• _What needs to be done_:
Copy the lines from the first one through the line that contains "app-screen: 전체 메뉴", switching "menu-price" to "price-label" and leaving everything else unchanged.

* * * *

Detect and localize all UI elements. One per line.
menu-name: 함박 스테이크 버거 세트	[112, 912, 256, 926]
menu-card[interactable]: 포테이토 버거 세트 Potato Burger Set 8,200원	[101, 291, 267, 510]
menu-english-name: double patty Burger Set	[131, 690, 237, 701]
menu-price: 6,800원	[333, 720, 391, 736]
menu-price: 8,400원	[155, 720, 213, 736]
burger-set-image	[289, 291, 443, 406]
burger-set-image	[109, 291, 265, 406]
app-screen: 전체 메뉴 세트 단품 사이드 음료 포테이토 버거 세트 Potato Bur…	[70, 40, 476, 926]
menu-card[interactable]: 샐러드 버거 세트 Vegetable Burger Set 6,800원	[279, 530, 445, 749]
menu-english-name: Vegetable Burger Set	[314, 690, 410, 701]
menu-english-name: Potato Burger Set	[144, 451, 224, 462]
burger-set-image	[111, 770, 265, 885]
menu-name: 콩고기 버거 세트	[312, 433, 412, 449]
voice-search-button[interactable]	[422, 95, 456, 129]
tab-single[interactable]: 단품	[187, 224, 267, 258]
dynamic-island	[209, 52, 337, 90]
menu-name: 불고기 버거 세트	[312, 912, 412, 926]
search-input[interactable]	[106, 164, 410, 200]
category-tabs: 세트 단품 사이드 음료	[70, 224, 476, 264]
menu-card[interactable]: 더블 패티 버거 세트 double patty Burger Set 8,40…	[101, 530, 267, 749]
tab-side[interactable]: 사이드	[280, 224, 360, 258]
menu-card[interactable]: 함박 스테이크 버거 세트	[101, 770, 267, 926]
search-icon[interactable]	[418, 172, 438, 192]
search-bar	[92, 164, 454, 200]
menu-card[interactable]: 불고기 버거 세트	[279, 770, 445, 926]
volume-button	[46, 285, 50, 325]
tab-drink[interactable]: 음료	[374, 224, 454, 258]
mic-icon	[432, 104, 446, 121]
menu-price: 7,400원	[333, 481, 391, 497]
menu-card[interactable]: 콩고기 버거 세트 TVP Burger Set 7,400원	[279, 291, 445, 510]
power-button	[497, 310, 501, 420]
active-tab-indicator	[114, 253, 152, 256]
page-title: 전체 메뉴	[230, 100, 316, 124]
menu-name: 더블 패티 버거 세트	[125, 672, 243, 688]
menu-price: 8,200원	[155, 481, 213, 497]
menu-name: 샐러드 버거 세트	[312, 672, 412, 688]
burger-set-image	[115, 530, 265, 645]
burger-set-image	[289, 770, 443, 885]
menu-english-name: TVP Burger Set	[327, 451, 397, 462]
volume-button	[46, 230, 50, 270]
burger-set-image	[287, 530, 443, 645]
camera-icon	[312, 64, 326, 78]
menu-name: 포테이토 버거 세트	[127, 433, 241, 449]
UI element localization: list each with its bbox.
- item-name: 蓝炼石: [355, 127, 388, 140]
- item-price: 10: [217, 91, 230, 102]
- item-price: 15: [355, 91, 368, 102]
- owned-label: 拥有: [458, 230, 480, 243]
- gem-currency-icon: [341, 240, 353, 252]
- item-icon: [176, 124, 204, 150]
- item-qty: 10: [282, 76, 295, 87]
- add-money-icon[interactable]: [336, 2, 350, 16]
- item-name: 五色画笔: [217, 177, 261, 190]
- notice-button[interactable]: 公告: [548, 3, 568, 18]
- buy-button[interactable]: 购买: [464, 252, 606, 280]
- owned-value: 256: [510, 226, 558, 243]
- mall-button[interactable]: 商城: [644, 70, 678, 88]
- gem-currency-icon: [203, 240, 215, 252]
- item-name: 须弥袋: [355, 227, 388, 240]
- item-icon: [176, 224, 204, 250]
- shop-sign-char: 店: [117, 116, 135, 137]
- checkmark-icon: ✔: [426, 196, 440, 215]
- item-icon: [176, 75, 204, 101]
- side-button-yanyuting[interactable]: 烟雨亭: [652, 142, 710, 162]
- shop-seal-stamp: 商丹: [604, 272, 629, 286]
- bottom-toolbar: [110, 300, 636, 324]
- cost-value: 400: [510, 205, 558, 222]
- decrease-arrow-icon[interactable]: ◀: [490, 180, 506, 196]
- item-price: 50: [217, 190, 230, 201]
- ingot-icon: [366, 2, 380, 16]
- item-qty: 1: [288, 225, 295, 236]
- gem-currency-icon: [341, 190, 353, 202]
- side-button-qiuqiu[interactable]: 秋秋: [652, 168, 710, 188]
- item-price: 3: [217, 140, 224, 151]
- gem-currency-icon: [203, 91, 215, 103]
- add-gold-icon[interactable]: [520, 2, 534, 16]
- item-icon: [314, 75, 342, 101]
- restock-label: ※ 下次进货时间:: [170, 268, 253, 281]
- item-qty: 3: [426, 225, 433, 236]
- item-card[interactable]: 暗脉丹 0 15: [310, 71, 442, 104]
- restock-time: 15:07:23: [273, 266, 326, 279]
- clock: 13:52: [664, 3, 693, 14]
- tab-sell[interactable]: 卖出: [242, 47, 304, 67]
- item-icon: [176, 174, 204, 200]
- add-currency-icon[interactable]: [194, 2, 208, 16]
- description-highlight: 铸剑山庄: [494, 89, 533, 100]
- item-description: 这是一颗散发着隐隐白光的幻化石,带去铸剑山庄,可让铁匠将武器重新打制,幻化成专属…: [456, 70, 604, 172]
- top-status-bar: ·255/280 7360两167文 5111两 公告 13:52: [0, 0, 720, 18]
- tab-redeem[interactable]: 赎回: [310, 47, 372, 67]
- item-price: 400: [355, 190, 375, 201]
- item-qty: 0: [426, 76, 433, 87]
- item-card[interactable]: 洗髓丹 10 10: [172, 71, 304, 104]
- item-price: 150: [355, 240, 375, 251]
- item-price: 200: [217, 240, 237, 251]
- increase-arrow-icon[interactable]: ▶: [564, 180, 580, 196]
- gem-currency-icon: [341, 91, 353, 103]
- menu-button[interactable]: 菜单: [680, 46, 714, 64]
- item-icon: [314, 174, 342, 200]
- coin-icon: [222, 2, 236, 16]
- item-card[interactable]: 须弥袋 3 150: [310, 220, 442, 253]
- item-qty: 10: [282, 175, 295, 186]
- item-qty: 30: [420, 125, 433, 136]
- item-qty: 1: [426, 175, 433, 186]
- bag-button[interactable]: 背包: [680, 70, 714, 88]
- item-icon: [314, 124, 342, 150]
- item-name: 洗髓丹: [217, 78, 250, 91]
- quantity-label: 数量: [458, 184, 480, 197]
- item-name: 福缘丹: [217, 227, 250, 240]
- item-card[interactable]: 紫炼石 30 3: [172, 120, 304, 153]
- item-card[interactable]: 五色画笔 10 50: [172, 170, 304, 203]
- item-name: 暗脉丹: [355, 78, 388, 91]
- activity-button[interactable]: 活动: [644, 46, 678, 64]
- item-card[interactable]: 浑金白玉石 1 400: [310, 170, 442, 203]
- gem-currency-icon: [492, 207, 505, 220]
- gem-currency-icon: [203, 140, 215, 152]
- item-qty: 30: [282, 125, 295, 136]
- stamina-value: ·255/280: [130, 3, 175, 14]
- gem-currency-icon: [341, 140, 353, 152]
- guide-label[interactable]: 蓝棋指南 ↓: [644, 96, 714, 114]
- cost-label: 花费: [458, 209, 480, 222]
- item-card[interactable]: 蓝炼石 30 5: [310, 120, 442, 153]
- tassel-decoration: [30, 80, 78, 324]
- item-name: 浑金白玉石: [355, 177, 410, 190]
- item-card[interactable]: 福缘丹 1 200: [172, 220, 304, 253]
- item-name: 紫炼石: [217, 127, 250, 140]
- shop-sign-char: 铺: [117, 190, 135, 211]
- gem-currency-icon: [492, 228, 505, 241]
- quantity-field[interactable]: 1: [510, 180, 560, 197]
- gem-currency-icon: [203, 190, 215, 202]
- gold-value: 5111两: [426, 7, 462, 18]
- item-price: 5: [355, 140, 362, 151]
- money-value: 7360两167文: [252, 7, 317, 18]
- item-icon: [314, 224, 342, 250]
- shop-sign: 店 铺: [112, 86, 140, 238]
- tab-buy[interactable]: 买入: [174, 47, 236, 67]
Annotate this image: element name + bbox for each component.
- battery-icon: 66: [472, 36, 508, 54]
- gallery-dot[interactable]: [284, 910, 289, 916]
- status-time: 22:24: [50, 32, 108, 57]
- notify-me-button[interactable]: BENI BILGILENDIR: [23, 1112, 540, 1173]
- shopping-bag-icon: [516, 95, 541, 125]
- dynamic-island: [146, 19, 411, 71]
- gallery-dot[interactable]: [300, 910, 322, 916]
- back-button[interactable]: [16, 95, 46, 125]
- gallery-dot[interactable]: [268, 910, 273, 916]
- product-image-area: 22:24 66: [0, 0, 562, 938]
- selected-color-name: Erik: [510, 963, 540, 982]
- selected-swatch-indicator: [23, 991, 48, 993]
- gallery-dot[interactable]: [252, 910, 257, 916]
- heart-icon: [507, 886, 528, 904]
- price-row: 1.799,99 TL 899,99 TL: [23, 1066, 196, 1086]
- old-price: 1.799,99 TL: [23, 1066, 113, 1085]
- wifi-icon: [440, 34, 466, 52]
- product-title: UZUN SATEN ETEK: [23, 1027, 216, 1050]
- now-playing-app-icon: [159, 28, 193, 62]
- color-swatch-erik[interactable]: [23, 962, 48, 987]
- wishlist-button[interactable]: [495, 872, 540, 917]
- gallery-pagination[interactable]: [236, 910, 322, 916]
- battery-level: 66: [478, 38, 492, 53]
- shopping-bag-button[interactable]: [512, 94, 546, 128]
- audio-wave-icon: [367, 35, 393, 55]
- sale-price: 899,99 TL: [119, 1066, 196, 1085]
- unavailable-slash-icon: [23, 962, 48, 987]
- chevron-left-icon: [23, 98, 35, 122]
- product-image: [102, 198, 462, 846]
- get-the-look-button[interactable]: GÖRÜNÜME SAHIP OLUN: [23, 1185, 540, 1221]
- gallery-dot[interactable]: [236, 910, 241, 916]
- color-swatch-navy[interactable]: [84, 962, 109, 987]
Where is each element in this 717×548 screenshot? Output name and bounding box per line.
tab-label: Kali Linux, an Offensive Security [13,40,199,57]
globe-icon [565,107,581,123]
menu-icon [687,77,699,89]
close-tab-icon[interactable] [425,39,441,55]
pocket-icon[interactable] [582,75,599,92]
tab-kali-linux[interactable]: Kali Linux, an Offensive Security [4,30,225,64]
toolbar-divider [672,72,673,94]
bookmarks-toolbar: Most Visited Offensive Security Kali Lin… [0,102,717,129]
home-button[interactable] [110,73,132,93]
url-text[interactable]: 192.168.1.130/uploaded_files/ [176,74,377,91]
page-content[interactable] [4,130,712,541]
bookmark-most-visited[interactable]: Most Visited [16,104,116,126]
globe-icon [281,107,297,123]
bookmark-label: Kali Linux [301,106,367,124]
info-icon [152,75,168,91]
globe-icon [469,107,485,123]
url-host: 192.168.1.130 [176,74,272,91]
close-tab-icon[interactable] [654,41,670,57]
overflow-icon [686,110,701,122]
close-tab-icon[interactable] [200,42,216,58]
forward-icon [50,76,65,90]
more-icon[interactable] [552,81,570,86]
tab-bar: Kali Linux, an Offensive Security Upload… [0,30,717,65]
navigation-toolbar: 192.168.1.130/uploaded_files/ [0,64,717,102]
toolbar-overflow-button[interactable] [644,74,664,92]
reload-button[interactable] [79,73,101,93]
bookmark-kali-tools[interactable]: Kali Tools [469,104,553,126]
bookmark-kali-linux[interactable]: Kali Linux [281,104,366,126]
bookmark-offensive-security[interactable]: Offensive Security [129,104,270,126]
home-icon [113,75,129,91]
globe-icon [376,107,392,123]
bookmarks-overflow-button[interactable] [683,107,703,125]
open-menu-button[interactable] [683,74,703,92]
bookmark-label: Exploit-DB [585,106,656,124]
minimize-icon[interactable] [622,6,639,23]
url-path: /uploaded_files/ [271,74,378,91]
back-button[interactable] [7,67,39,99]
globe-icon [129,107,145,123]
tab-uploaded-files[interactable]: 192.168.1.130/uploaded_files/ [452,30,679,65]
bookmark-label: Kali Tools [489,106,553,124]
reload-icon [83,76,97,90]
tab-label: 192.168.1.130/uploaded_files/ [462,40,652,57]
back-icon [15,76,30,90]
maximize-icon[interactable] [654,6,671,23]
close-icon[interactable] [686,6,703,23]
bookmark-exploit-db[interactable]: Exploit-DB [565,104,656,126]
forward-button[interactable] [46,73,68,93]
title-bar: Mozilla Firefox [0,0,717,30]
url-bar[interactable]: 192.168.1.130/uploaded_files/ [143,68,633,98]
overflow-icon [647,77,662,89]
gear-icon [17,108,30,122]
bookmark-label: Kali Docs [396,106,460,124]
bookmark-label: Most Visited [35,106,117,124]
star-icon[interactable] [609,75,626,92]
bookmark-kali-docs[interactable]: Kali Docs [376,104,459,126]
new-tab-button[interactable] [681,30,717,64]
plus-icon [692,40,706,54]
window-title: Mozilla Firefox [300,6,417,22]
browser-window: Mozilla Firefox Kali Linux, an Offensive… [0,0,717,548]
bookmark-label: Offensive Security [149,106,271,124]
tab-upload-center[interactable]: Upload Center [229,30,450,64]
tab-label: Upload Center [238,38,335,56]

* * * *

• _Exercise solution_:
Detect and localize all UI elements. One per line.
menu-name: 함박 스테이크 버거 세트	[112, 912, 256, 926]
menu-card[interactable]: 포테이토 버거 세트 Potato Burger Set 8,200원	[101, 291, 267, 510]
menu-english-name: double patty Burger Set	[131, 690, 237, 701]
price-label: 6,800원	[333, 720, 391, 736]
price-label: 8,400원	[155, 720, 213, 736]
burger-set-image	[289, 291, 443, 406]
burger-set-image	[109, 291, 265, 406]
app-screen: 전체 메뉴 세트 단품 사이드 음료 포테이토 버거 세트 Potato Bur…	[70, 40, 476, 926]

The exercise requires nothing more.